## Data rows
╭──
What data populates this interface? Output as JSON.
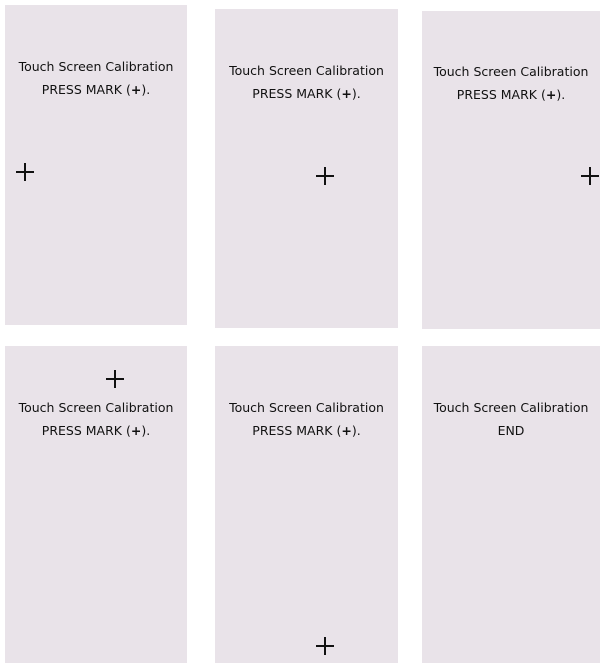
{
  "panels": [
    {
      "title": "Touch Screen Calibration",
      "message_prefix": "PRESS MARK (",
      "message_symbol": "+",
      "message_suffix": ")."
    },
    {
      "title": "Touch Screen Calibration",
      "message_prefix": "PRESS MARK (",
      "message_symbol": "+",
      "message_suffix": ")."
    },
    {
      "title": "Touch Screen Calibration",
      "message_prefix": "PRESS MARK (",
      "message_symbol": "+",
      "message_suffix": ")."
    },
    {
      "title": "Touch Screen Calibration",
      "message_prefix": "PRESS MARK (",
      "message_symbol": "+",
      "message_suffix": ")."
    },
    {
      "title": "Touch Screen Calibration",
      "message_prefix": "PRESS MARK (",
      "message_symbol": "+",
      "message_suffix": ")."
    },
    {
      "title": "Touch Screen Calibration",
      "message": "END"
    }
  ],
  "colors": {
    "panel_background": "#e9e3e9",
    "text": "#111111",
    "page_background": "#ffffff"
  },
  "icons": {
    "calibration_mark": "crosshair-plus-icon"
  }
}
╰──
## Stated goal
Leave out the pictures and transcribe the entries above exactly.

## Answer to the problem
What data populates this interface? Output as JSON.
{
  "panels": [
    {
      "title": "Touch Screen Calibration",
      "message_prefix": "PRESS MARK (",
      "message_symbol": "+",
      "message_suffix": ")."
    },
    {
      "title": "Touch Screen Calibration",
      "message_prefix": "PRESS MARK (",
      "message_symbol": "+",
      "message_suffix": ")."
    },
    {
      "title": "Touch Screen Calibration",
      "message_prefix": "PRESS MARK (",
      "message_symbol": "+",
      "message_suffix": ")."
    },
    {
      "title": "Touch Screen Calibration",
      "message_prefix": "PRESS MARK (",
      "message_symbol": "+",
      "message_suffix": ")."
    },
    {
      "title": "Touch Screen Calibration",
      "message_prefix": "PRESS MARK (",
      "message_symbol": "+",
      "message_suffix": ")."
    },
    {
      "title": "Touch Screen Calibration",
      "message": "END"
    }
  ],
  "colors": {
    "panel_background": "#e9e3e9",
    "text": "#111111",
    "page_background": "#ffffff"
  },
  "icons": {
    "calibration_mark": "crosshair-plus-icon"
  }
}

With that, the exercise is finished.